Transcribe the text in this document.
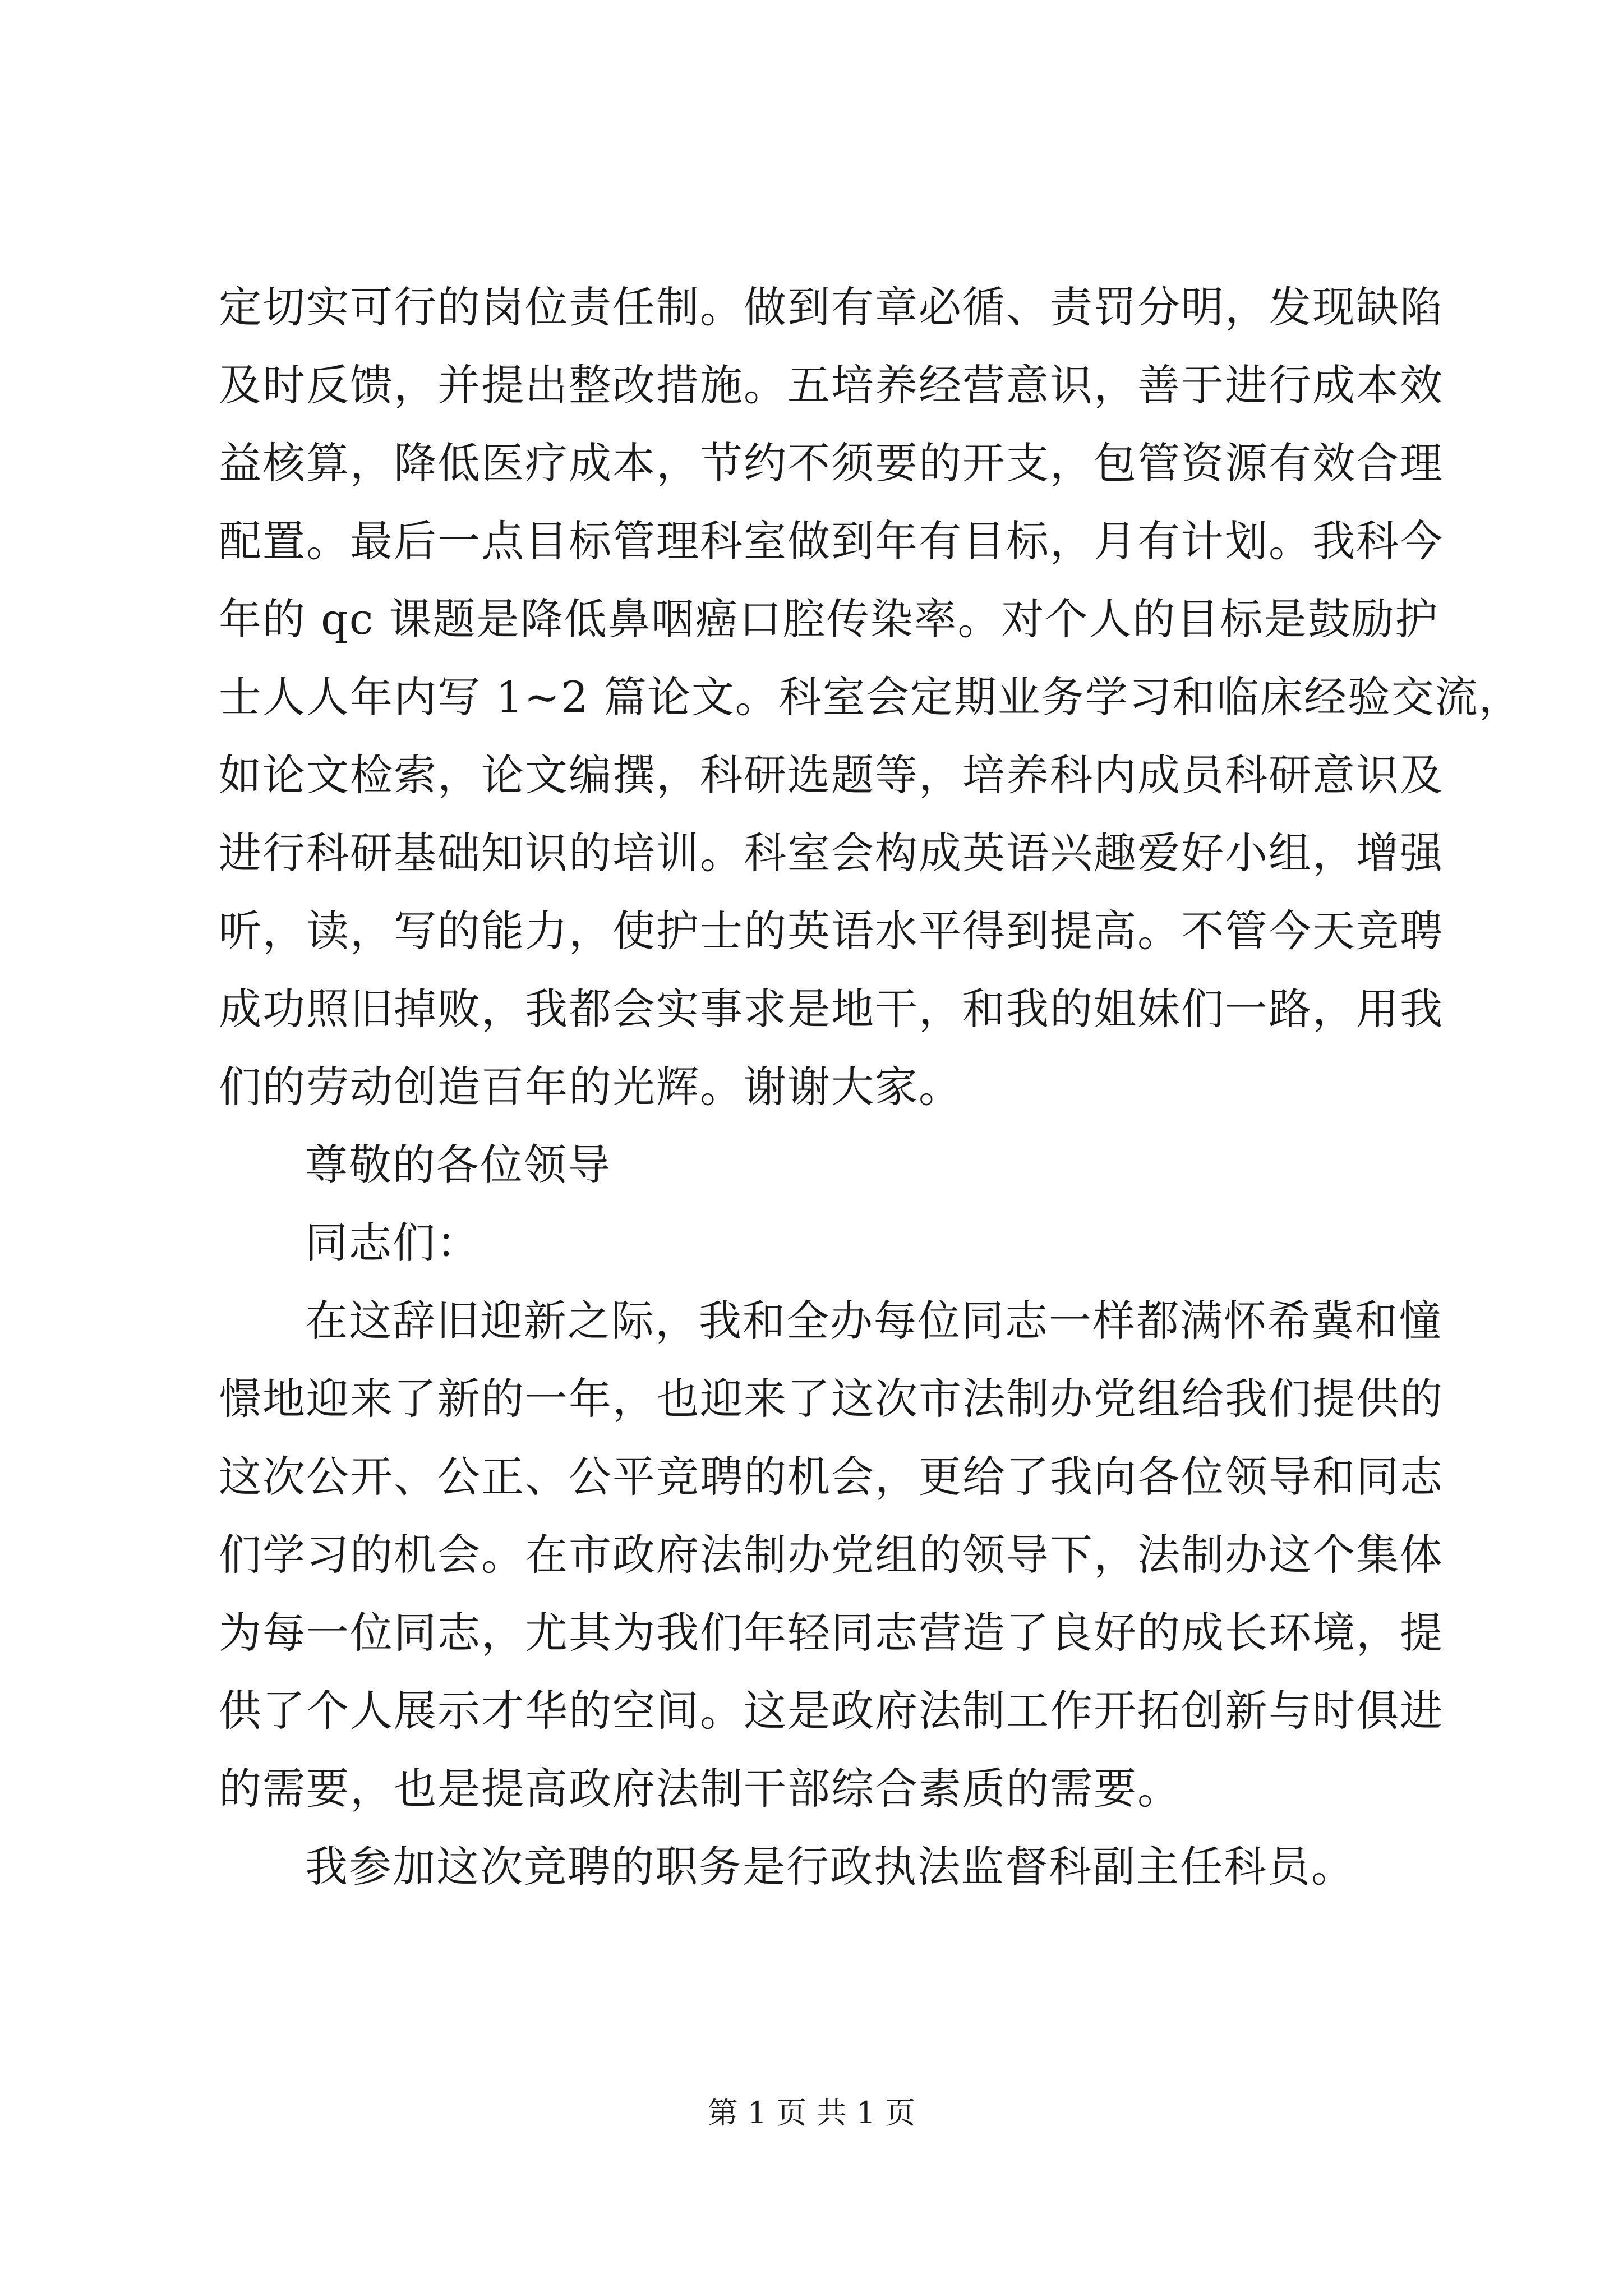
定切实可行的岗位责任制。做到有章必循、责罚分明，发现缺陷
及时反馈，并提出整改措施。五培养经营意识，善于进行成本效
益核算，降低医疗成本，节约不须要的开支，包管资源有效合理
配置。最后一点目标管理科室做到年有目标，月有计划。我科今
年的 qc 课题是降低鼻咽癌口腔传染率。对个人的目标是鼓励护
士人人年内写 1~2 篇论文。科室会定期业务学习和临床经验交流，
如论文检索，论文编撰，科研选题等，培养科内成员科研意识及
进行科研基础知识的培训。科室会构成英语兴趣爱好小组，增强
听，读，写的能力，使护士的英语水平得到提高。不管今天竞聘
成功照旧掉败，我都会实事求是地干，和我的姐妹们一路，用我
们的劳动创造百年的光辉。谢谢大家。
尊敬的各位领导
同志们：
在这辞旧迎新之际，我和全办每位同志一样都满怀希冀和憧
憬地迎来了新的一年，也迎来了这次市法制办党组给我们提供的
这次公开、公正、公平竞聘的机会，更给了我向各位领导和同志
们学习的机会。在市政府法制办党组的领导下，法制办这个集体
为每一位同志，尤其为我们年轻同志营造了良好的成长环境，提
供了个人展示才华的空间。这是政府法制工作开拓创新与时俱进
的需要，也是提高政府法制干部综合素质的需要。
我参加这次竞聘的职务是行政执法监督科副主任科员。
第 1 页 共 1 页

○ ○ ○ ○

● **WHAT THE EXERCISE ASKS**
Leave out every picture and copy the rest of the records exactly.

● **SOLUTION TO THIS PROBLEM**
Transcribe the text in this document.
定切实可行的岗位责任制。做到有章必循、责罚分明，发现缺陷
及时反馈，并提出整改措施。五培养经营意识，善于进行成本效
益核算，降低医疗成本，节约不须要的开支，包管资源有效合理
配置。最后一点目标管理科室做到年有目标，月有计划。我科今
年的 qc 课题是降低鼻咽癌口腔传染率。对个人的目标是鼓励护
士人人年内写 1~2 篇论文。科室会定期业务学习和临床经验交流，
如论文检索，论文编撰，科研选题等，培养科内成员科研意识及
进行科研基础知识的培训。科室会构成英语兴趣爱好小组，增强
听，读，写的能力，使护士的英语水平得到提高。不管今天竞聘
成功照旧掉败，我都会实事求是地干，和我的姐妹们一路，用我
们的劳动创造百年的光辉。谢谢大家。
尊敬的各位领导
同志们：
在这辞旧迎新之际，我和全办每位同志一样都满怀希冀和憧
憬地迎来了新的一年，也迎来了这次市法制办党组给我们提供的
这次公开、公正、公平竞聘的机会，更给了我向各位领导和同志
们学习的机会。在市政府法制办党组的领导下，法制办这个集体
为每一位同志，尤其为我们年轻同志营造了良好的成长环境，提
供了个人展示才华的空间。这是政府法制工作开拓创新与时俱进
的需要，也是提高政府法制干部综合素质的需要。
我参加这次竞聘的职务是行政执法监督科副主任科员。
第 1 页 共 1 页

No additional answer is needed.